### INSTRUCTIONS TO FOLLOW
In the following material, identify every line holding the string "crisis" and return it.

** Start of INPUT **

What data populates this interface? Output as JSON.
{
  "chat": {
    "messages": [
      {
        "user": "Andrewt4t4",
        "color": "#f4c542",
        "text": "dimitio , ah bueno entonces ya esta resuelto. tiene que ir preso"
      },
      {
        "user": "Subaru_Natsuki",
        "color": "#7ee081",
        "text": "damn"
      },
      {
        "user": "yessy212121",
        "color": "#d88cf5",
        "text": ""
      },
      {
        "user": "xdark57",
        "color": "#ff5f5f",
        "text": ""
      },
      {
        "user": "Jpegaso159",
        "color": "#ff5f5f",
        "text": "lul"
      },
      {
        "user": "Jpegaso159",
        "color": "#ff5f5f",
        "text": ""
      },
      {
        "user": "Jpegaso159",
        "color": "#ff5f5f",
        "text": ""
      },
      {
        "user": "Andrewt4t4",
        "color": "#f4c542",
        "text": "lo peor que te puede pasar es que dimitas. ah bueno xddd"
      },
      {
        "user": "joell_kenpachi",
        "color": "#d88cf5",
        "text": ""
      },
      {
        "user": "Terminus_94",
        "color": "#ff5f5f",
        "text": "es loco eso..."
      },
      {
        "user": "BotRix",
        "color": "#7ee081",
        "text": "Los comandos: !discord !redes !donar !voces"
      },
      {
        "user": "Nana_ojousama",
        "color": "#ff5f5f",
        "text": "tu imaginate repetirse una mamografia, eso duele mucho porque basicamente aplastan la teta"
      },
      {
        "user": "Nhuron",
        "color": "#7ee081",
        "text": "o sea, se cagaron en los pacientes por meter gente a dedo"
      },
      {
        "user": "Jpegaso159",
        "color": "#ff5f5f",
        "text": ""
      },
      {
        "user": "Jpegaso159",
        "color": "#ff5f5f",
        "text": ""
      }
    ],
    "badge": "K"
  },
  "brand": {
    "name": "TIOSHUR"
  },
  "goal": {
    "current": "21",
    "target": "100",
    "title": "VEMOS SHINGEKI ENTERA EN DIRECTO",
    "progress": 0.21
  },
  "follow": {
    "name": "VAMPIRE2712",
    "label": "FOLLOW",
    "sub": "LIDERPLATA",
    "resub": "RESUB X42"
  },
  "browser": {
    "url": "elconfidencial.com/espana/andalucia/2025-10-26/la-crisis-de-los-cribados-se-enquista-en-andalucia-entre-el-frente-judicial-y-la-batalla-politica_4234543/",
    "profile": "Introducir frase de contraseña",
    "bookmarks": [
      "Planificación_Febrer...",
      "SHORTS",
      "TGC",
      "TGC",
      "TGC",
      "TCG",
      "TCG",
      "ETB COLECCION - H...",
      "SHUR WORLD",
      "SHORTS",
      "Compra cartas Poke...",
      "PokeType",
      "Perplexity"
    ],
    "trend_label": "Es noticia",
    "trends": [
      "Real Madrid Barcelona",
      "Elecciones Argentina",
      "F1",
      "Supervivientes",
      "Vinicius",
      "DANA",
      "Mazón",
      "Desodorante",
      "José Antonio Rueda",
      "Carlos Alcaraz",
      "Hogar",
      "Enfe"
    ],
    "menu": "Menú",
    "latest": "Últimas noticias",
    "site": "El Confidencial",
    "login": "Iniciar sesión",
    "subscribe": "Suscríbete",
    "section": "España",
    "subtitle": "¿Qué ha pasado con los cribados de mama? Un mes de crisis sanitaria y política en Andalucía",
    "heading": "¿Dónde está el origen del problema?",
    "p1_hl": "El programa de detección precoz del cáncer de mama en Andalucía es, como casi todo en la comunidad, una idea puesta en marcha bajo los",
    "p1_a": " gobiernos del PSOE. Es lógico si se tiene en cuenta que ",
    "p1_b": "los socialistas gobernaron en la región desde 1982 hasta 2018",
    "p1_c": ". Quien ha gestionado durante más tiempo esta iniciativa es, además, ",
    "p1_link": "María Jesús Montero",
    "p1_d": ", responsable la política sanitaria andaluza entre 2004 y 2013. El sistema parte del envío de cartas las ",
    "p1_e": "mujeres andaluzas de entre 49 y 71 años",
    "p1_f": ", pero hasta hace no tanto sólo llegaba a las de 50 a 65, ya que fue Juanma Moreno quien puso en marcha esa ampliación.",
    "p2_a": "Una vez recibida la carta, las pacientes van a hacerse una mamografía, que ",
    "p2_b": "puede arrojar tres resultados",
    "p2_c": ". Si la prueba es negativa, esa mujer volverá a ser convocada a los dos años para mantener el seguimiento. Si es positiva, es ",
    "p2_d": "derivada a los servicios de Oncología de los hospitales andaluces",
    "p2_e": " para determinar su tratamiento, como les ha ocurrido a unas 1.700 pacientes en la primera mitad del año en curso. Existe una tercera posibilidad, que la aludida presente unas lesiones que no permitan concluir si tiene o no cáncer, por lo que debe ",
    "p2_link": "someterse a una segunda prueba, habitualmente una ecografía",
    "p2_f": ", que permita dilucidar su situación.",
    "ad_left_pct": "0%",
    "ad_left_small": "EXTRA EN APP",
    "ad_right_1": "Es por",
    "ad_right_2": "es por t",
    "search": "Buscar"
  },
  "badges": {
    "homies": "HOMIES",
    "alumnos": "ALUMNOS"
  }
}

** End of INPUT **

### RESULT OF THIS EXERCISE
    "url": "elconfidencial.com/espana/andalucia/2025-10-26/la-crisis-de-los-cribados-se-enquista-en-andalucia-entre-el-frente-judicial-y-la-batalla-politica_4234543/",
    "subtitle": "¿Qué ha pasado con los cribados de mama? Un mes de crisis sanitaria y política en Andalucía",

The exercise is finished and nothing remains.